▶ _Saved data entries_
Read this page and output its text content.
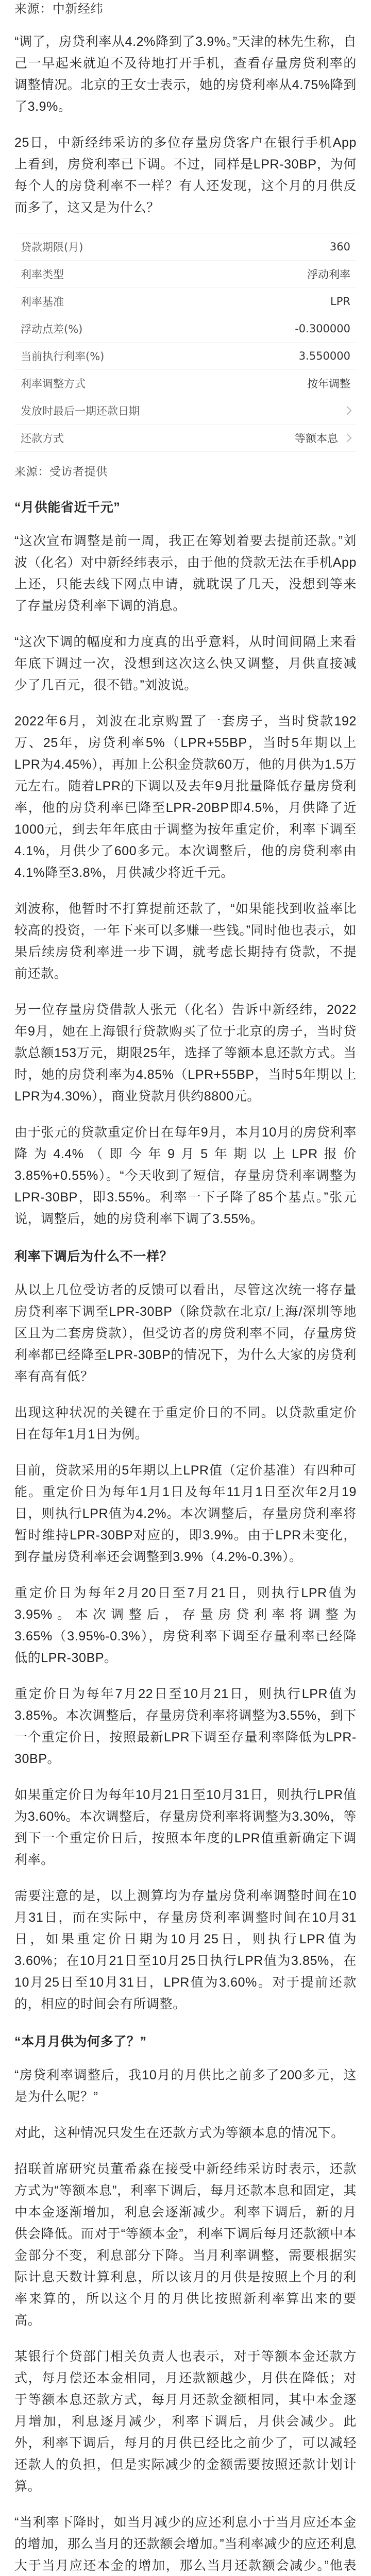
来源：中新经纬

“调了，房贷利率从4.2%降到了3.9%。”天津的林先生称，自己一早起来就迫不及待地打开手机，查看存量房贷利率的调整情况。北京的王女士表示，她的房贷利率从4.75%降到了3.9%。

25日，中新经纬采访的多位存量房贷客户在银行手机App上看到，房贷利率已下调。不过，同样是LPR-30BP，为何每个人的房贷利率不一样？有人还发现，这个月的月供反而多了，这又是为什么？

贷款期限(月)	360
利率类型	浮动利率
利率基准	LPR
浮动点差(%)	-0.300000
当前执行利率(%)	3.550000
利率调整方式	按年调整
发放时最后一期还款日期
还款方式	等额本息

来源：受访者提供

“月供能省近千元”

“这次宣布调整是前一周，我正在筹划着要去提前还款。”刘波（化名）对中新经纬表示，由于他的贷款无法在手机App上还，只能去线下网点申请，就耽误了几天，没想到等来了存量房贷利率下调的消息。

“这次下调的幅度和力度真的出乎意料，从时间间隔上来看年底下调过一次，没想到这次这么快又调整，月供直接减少了几百元，很不错。”刘波说。

2022年6月，刘波在北京购置了一套房子，当时贷款192万、25年，房贷利率5%（LPR+55BP，当时5年期以上LPR为4.45%），再加上公积金贷款60万，他的月供为1.5万元左右。随着LPR的下调以及去年9月批量降低存量房贷利率，他的房贷利率已降至LPR-20BP即4.5%，月供降了近1000元，到去年年底由于调整为按年重定价，利率下调至4.1%，月供少了600多元。本次调整后，他的房贷利率由4.1%降至3.8%，月供减少将近千元。

刘波称，他暂时不打算提前还款了，“如果能找到收益率比较高的投资，一年下来可以多赚一些钱。”同时他也表示，如果后续房贷利率进一步下调，就考虑长期持有贷款，不提前还款。

另一位存量房贷借款人张元（化名）告诉中新经纬，2022年9月，她在上海银行贷款购买了位于北京的房子，当时贷款总额153万元，期限25年，选择了等额本息还款方式。当时，她的房贷利率为4.85%（LPR+55BP，当时5年期以上LPR为4.30%），商业贷款月供约8800元。

由于张元的贷款重定价日在每年9月，本月10月的房贷利率降为4.4%（即今年9月5年期以上LPR报价3.85%+0.55%）。“今天收到了短信，存量房贷利率调整为LPR-30BP，即3.55%。利率一下子降了85个基点。”张元说，调整后，她的房贷利率下调了3.55%。

利率下调后为什么不一样？

从以上几位受访者的反馈可以看出，尽管这次统一将存量房贷利率下调至LPR-30BP（除贷款在北京/上海/深圳等地区且为二套房贷款），但受访者的房贷利率不同，存量房贷利率都已经降至LPR-30BP的情况下，为什么大家的房贷利率有高有低？

出现这种状况的关键在于重定价日的不同。以贷款重定价日在每年1月1日为例。

目前，贷款采用的5年期以上LPR值（定价基准）有四种可能。重定价日为每年1月1日及每年11月1日至次年2月19日，则执行LPR值为4.2%。本次调整后，存量房贷利率将暂时维持LPR-30BP对应的，即3.9%。由于LPR未变化，到存量房贷利率还会调整到3.9%（4.2%-0.3%）。

重定价日为每年2月20日至7月21日，则执行LPR值为3.95%。本次调整后，存量房贷利率将调整为3.65%（3.95%-0.3%），房贷利率下调至存量利率已经降低的LPR-30BP。

重定价日为每年7月22日至10月21日，则执行LPR值为3.85%。本次调整后，存量房贷利率将调整为3.55%，到下一个重定价日，按照最新LPR下调至存量利率降低为LPR-30BP。

如果重定价日为每年10月21日至10月31日，则执行LPR值为3.60%。本次调整后，存量房贷利率将调整为3.30%，等到下一个重定价日后，按照本年度的LPR值重新确定下调利率。

需要注意的是，以上测算均为存量房贷利率调整时间在10月31日，而在实际中，存量房贷利率调整时间在10月31日，如果重定价日期为10月25日，则执行LPR值为3.60%；在10月21日至10月25日执行LPR值为3.85%，在10月25日至10月31日，LPR值为3.60%。对于提前还款的，相应的时间会有所调整。

“本月月供为何多了？”

“房贷利率调整后，我10月的月供比之前多了200多元，这是为什么呢？”

对此，这种情况只发生在还款方式为等额本息的情况下。

招联首席研究员董希淼在接受中新经纬采访时表示，还款方式为“等额本息”，利率下调后，每月还款本息和固定，其中本金逐渐增加，利息会逐渐减少。利率下调后，新的月供会降低。而对于“等额本金”，利率下调后每月还款额中本金部分不变，利息部分下降。当月利率调整，需要根据实际计息天数计算利息，所以该月的月供是按照上个月的利率来算的，所以这个月的月供比按照新利率算出来的要高。

某银行个贷部门相关负责人也表示，对于等额本金还款方式，每月偿还本金相同，月还款额越少，月供在降低；对于等额本息还款方式，每月月还款金额相同，其中本金逐月增加，利息逐月减少，利率下调后，月供会减少。此外，利率下调后，每月的月供已经比之前少了，可以减轻还款人的负担，但是实际减少的金额需要按照还款计划计算。

“当利率下降时，如当月减少的应还利息小于当月应还本金的增加，那么当月的还款额会增加。”当利率减少的应还利息大于当月应还本金的增加，那么当月还款额会减少。”他表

▶ _Required work_
Go back to the records above and write them out exactly, without the pictures.

▶ _Exercise solution_
Read this page and output its text content.
来源：中新经纬

“调了，房贷利率从4.2%降到了3.9%。”天津的林先生称，自己一早起来就迫不及待地打开手机，查看存量房贷利率的调整情况。北京的王女士表示，她的房贷利率从4.75%降到了3.9%。

25日，中新经纬采访的多位存量房贷客户在银行手机App上看到，房贷利率已下调。不过，同样是LPR-30BP，为何每个人的房贷利率不一样？有人还发现，这个月的月供反而多了，这又是为什么？

贷款期限(月)	360
利率类型	浮动利率
利率基准	LPR
浮动点差(%)	-0.300000
当前执行利率(%)	3.550000
利率调整方式	按年调整
发放时最后一期还款日期
还款方式	等额本息

来源：受访者提供

“月供能省近千元”

“这次宣布调整是前一周，我正在筹划着要去提前还款。”刘波（化名）对中新经纬表示，由于他的贷款无法在手机App上还，只能去线下网点申请，就耽误了几天，没想到等来了存量房贷利率下调的消息。

“这次下调的幅度和力度真的出乎意料，从时间间隔上来看年底下调过一次，没想到这次这么快又调整，月供直接减少了几百元，很不错。”刘波说。

2022年6月，刘波在北京购置了一套房子，当时贷款192万、25年，房贷利率5%（LPR+55BP，当时5年期以上LPR为4.45%），再加上公积金贷款60万，他的月供为1.5万元左右。随着LPR的下调以及去年9月批量降低存量房贷利率，他的房贷利率已降至LPR-20BP即4.5%，月供降了近1000元，到去年年底由于调整为按年重定价，利率下调至4.1%，月供少了600多元。本次调整后，他的房贷利率由4.1%降至3.8%，月供减少将近千元。

刘波称，他暂时不打算提前还款了，“如果能找到收益率比较高的投资，一年下来可以多赚一些钱。”同时他也表示，如果后续房贷利率进一步下调，就考虑长期持有贷款，不提前还款。

另一位存量房贷借款人张元（化名）告诉中新经纬，2022年9月，她在上海银行贷款购买了位于北京的房子，当时贷款总额153万元，期限25年，选择了等额本息还款方式。当时，她的房贷利率为4.85%（LPR+55BP，当时5年期以上LPR为4.30%），商业贷款月供约8800元。

由于张元的贷款重定价日在每年9月，本月10月的房贷利率降为4.4%（即今年9月5年期以上LPR报价3.85%+0.55%）。“今天收到了短信，存量房贷利率调整为LPR-30BP，即3.55%。利率一下子降了85个基点。”张元说，调整后，她的房贷利率下调了3.55%。

利率下调后为什么不一样？

从以上几位受访者的反馈可以看出，尽管这次统一将存量房贷利率下调至LPR-30BP（除贷款在北京/上海/深圳等地区且为二套房贷款），但受访者的房贷利率不同，存量房贷利率都已经降至LPR-30BP的情况下，为什么大家的房贷利率有高有低？

出现这种状况的关键在于重定价日的不同。以贷款重定价日在每年1月1日为例。

目前，贷款采用的5年期以上LPR值（定价基准）有四种可能。重定价日为每年1月1日及每年11月1日至次年2月19日，则执行LPR值为4.2%。本次调整后，存量房贷利率将暂时维持LPR-30BP对应的，即3.9%。由于LPR未变化，到存量房贷利率还会调整到3.9%（4.2%-0.3%）。

重定价日为每年2月20日至7月21日，则执行LPR值为3.95%。本次调整后，存量房贷利率将调整为3.65%（3.95%-0.3%），房贷利率下调至存量利率已经降低的LPR-30BP。

重定价日为每年7月22日至10月21日，则执行LPR值为3.85%。本次调整后，存量房贷利率将调整为3.55%，到下一个重定价日，按照最新LPR下调至存量利率降低为LPR-30BP。

如果重定价日为每年10月21日至10月31日，则执行LPR值为3.60%。本次调整后，存量房贷利率将调整为3.30%，等到下一个重定价日后，按照本年度的LPR值重新确定下调利率。

需要注意的是，以上测算均为存量房贷利率调整时间在10月31日，而在实际中，存量房贷利率调整时间在10月31日，如果重定价日期为10月25日，则执行LPR值为3.60%；在10月21日至10月25日执行LPR值为3.85%，在10月25日至10月31日，LPR值为3.60%。对于提前还款的，相应的时间会有所调整。

“本月月供为何多了？”

“房贷利率调整后，我10月的月供比之前多了200多元，这是为什么呢？”

对此，这种情况只发生在还款方式为等额本息的情况下。

招联首席研究员董希淼在接受中新经纬采访时表示，还款方式为“等额本息”，利率下调后，每月还款本息和固定，其中本金逐渐增加，利息会逐渐减少。利率下调后，新的月供会降低。而对于“等额本金”，利率下调后每月还款额中本金部分不变，利息部分下降。当月利率调整，需要根据实际计息天数计算利息，所以该月的月供是按照上个月的利率来算的，所以这个月的月供比按照新利率算出来的要高。

某银行个贷部门相关负责人也表示，对于等额本金还款方式，每月偿还本金相同，月还款额越少，月供在降低；对于等额本息还款方式，每月月还款金额相同，其中本金逐月增加，利息逐月减少，利率下调后，月供会减少。此外，利率下调后，每月的月供已经比之前少了，可以减轻还款人的负担，但是实际减少的金额需要按照还款计划计算。

“当利率下降时，如当月减少的应还利息小于当月应还本金的增加，那么当月的还款额会增加。”当利率减少的应还利息大于当月应还本金的增加，那么当月还款额会减少。”他表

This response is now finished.